-- Recorded data --
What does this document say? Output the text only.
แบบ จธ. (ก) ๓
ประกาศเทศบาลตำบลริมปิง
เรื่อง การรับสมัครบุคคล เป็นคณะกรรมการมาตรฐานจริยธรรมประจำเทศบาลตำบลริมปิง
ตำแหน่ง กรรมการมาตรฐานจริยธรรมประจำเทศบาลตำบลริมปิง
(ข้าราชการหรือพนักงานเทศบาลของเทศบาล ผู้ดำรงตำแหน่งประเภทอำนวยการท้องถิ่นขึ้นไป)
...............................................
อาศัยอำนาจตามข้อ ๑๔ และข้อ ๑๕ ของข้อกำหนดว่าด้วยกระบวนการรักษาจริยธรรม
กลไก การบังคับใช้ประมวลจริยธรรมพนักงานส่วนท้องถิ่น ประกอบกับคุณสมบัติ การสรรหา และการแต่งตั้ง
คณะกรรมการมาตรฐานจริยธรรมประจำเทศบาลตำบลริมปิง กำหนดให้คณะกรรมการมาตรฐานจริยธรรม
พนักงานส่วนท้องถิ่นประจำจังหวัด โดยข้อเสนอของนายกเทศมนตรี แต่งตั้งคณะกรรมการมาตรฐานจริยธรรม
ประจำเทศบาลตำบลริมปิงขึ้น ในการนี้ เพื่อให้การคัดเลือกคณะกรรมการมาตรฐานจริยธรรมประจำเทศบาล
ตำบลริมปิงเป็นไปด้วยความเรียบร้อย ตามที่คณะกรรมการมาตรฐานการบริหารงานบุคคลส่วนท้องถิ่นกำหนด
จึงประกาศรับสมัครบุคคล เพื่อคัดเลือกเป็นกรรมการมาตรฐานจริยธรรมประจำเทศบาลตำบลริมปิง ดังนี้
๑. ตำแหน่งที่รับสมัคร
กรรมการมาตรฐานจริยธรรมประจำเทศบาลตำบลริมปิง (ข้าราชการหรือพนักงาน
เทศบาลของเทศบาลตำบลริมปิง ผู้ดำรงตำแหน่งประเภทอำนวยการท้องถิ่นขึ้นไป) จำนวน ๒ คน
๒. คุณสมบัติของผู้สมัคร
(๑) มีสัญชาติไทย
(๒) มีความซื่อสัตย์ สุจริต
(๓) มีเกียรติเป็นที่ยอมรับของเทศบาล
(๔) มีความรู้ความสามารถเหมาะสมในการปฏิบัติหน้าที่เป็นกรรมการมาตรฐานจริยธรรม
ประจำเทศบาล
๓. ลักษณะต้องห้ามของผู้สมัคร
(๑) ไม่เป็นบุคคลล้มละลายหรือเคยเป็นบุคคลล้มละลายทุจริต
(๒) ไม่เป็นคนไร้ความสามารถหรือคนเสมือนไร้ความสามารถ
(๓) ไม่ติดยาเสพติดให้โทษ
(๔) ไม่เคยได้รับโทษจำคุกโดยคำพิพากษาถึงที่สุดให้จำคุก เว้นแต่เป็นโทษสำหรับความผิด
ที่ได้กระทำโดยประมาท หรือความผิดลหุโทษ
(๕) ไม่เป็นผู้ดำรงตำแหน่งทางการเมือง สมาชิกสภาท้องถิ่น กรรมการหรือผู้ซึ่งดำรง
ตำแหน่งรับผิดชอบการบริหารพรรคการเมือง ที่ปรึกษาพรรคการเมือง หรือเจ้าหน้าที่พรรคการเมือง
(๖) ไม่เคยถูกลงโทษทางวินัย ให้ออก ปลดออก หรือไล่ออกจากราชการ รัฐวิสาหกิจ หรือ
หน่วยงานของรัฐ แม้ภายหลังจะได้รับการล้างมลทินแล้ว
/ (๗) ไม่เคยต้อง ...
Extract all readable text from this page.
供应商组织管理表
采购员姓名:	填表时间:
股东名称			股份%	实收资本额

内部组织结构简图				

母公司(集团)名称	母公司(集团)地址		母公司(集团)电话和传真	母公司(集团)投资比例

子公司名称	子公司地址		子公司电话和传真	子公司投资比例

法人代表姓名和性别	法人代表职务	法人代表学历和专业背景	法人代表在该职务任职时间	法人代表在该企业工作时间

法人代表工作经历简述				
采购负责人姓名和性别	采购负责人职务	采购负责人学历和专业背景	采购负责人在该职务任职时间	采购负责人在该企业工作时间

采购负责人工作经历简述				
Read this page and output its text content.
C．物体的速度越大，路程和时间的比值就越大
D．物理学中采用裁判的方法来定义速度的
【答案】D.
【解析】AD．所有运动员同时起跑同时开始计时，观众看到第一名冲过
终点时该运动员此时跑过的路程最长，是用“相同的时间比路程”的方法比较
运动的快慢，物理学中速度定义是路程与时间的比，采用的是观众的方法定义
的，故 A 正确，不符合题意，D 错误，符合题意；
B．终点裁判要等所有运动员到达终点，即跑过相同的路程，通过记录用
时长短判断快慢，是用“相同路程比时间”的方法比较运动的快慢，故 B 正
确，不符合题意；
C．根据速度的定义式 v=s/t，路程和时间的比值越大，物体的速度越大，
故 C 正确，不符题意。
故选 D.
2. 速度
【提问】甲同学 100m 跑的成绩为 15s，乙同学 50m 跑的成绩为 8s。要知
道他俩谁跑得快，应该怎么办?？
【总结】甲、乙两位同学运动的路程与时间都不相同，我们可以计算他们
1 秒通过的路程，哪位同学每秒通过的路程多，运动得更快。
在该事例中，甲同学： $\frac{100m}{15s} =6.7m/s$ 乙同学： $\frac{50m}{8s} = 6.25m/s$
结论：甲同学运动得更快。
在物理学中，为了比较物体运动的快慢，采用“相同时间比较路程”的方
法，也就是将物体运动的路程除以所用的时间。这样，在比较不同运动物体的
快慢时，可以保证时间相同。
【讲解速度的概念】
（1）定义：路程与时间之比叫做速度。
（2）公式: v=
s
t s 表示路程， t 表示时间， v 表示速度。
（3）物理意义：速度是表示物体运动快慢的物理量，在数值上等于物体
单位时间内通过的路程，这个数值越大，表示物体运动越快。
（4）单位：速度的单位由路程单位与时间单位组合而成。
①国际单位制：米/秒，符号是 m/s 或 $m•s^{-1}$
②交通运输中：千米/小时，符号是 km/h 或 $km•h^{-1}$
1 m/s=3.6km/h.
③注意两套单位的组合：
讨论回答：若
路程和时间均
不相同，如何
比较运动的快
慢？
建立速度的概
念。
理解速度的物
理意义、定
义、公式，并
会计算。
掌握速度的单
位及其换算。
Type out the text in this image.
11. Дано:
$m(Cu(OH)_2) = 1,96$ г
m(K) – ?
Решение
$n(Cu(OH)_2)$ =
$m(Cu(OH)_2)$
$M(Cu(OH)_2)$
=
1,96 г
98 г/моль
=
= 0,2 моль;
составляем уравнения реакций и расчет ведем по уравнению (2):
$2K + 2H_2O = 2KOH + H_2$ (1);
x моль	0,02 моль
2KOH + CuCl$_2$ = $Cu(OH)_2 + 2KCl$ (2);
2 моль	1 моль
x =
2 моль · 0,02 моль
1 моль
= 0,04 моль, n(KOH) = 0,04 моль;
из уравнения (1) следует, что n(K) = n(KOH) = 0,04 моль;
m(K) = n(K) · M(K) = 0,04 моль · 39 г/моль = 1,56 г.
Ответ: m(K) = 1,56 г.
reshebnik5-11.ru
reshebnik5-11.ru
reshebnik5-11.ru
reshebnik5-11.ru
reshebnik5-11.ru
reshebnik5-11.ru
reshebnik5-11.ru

-- Short task --
Read through the entries and copy every line that includes "page".

-- Response to the exercise --
Extract all readable text from this page.
Read this page and output its text content.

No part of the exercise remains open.